==== PROVIDED DATA ====

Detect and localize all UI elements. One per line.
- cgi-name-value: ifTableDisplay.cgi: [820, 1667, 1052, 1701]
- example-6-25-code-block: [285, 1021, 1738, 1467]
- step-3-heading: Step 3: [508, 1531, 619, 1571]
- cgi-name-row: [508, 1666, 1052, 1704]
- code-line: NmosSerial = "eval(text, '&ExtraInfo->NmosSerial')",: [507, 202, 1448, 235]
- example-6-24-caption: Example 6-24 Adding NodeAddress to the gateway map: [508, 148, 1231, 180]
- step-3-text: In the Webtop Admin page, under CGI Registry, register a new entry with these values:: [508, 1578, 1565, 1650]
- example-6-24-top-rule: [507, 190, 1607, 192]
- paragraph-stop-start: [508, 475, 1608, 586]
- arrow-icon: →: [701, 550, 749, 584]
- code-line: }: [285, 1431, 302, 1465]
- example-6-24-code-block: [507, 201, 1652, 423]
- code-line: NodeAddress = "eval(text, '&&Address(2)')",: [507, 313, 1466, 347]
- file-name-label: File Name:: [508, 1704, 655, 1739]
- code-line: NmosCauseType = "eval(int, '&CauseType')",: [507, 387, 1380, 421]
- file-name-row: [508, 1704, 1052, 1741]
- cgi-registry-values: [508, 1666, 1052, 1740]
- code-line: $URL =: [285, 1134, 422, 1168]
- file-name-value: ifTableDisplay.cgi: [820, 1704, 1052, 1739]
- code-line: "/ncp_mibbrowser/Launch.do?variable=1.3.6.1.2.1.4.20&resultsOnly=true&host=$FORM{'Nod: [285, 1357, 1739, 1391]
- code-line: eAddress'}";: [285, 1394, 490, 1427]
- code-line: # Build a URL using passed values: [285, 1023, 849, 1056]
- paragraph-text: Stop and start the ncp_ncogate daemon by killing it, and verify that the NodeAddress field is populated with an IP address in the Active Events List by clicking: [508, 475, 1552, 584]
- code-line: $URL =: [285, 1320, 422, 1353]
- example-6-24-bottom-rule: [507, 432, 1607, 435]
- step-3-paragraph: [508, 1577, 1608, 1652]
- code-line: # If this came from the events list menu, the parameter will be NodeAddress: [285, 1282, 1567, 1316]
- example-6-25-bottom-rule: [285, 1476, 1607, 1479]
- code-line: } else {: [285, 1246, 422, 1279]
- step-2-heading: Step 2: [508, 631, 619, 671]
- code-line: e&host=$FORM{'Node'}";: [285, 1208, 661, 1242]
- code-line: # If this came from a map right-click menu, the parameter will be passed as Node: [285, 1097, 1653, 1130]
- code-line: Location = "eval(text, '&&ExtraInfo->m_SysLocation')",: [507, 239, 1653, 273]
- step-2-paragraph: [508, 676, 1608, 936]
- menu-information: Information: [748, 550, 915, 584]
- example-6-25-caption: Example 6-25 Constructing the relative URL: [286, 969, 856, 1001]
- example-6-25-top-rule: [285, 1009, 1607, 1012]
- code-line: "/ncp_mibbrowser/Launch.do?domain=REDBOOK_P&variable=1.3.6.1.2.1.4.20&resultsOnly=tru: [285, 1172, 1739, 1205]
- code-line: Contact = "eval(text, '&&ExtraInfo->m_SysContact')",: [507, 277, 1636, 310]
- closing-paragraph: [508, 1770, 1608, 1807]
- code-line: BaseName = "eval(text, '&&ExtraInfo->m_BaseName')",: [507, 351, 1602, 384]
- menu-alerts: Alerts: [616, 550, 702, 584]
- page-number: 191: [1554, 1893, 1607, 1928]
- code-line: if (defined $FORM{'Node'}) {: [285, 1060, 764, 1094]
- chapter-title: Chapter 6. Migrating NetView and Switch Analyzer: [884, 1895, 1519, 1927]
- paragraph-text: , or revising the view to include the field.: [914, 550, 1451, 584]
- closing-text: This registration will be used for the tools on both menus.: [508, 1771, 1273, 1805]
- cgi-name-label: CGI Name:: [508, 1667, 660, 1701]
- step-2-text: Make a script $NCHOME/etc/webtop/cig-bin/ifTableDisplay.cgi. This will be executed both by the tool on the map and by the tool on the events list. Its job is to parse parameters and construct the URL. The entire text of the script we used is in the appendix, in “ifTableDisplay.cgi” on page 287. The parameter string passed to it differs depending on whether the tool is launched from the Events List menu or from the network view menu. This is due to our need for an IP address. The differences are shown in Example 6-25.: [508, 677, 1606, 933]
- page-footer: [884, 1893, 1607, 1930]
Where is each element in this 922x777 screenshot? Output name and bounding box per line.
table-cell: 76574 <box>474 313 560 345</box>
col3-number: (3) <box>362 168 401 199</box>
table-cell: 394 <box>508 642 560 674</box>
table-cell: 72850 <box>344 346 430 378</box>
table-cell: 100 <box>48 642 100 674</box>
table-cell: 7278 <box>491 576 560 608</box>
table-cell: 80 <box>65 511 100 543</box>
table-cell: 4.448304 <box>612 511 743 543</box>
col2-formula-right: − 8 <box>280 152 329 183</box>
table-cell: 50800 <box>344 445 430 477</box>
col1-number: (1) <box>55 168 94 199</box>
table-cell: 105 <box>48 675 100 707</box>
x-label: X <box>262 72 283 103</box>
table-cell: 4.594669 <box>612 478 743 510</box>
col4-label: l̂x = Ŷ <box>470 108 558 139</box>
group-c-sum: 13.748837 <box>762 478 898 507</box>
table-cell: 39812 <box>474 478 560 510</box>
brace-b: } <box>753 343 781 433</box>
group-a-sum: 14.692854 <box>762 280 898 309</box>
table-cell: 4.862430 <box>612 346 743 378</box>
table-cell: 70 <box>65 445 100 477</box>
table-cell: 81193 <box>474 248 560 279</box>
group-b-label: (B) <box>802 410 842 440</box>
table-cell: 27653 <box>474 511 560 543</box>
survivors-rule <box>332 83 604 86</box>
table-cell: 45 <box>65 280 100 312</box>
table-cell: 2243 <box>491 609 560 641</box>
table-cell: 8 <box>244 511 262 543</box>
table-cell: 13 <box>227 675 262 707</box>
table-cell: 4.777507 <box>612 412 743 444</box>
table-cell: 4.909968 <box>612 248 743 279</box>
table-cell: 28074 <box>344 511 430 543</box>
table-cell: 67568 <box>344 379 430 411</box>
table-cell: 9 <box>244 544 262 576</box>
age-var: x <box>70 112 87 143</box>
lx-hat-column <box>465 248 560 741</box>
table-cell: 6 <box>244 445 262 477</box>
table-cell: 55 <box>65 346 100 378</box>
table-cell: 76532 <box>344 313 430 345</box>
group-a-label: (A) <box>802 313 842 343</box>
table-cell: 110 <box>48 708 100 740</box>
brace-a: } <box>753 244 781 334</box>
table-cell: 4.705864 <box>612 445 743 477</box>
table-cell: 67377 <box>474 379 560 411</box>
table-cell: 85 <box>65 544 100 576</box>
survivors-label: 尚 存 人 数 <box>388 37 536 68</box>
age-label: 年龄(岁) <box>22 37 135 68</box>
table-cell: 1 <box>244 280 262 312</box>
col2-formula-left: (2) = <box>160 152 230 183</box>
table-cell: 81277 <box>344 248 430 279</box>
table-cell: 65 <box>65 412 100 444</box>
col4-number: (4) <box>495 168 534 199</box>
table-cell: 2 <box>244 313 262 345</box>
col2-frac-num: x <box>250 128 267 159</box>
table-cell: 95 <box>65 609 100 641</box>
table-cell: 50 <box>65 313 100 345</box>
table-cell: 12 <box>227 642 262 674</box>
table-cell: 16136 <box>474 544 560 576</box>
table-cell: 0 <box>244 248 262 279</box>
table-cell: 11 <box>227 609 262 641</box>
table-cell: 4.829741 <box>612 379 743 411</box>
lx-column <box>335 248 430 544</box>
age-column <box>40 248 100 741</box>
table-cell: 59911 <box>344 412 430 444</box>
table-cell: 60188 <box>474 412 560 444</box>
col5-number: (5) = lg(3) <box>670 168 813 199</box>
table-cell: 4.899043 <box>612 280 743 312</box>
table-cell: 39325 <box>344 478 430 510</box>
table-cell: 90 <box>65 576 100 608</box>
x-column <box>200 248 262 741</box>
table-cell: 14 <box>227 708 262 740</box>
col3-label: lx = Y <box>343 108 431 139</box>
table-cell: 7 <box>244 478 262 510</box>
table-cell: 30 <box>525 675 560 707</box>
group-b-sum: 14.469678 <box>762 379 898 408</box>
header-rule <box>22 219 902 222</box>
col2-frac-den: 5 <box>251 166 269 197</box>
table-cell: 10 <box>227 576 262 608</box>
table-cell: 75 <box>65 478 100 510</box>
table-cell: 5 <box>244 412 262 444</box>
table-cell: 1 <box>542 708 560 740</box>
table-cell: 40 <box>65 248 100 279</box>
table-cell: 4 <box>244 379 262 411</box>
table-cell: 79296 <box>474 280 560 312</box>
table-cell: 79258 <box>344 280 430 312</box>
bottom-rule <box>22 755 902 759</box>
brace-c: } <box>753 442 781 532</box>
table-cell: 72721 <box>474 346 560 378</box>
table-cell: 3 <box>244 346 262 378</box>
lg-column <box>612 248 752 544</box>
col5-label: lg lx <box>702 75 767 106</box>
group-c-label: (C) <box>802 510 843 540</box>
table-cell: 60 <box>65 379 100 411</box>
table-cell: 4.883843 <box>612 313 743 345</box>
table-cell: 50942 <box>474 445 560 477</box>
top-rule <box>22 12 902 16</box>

====

Write out verbatim the part of the entries that opens with the first line and closes with the line containing "- example-6-24-top-rule: [507, 190, 1607, 192]", including both of these lines.

Detect and localize all UI elements. One per line.
- cgi-name-value: ifTableDisplay.cgi: [820, 1667, 1052, 1701]
- example-6-25-code-block: [285, 1021, 1738, 1467]
- step-3-heading: Step 3: [508, 1531, 619, 1571]
- cgi-name-row: [508, 1666, 1052, 1704]
- code-line: NmosSerial = "eval(text, '&ExtraInfo->NmosSerial')",: [507, 202, 1448, 235]
- example-6-24-caption: Example 6-24 Adding NodeAddress to the gateway map: [508, 148, 1231, 180]
- step-3-text: In the Webtop Admin page, under CGI Registry, register a new entry with these values:: [508, 1578, 1565, 1650]
- example-6-24-top-rule: [507, 190, 1607, 192]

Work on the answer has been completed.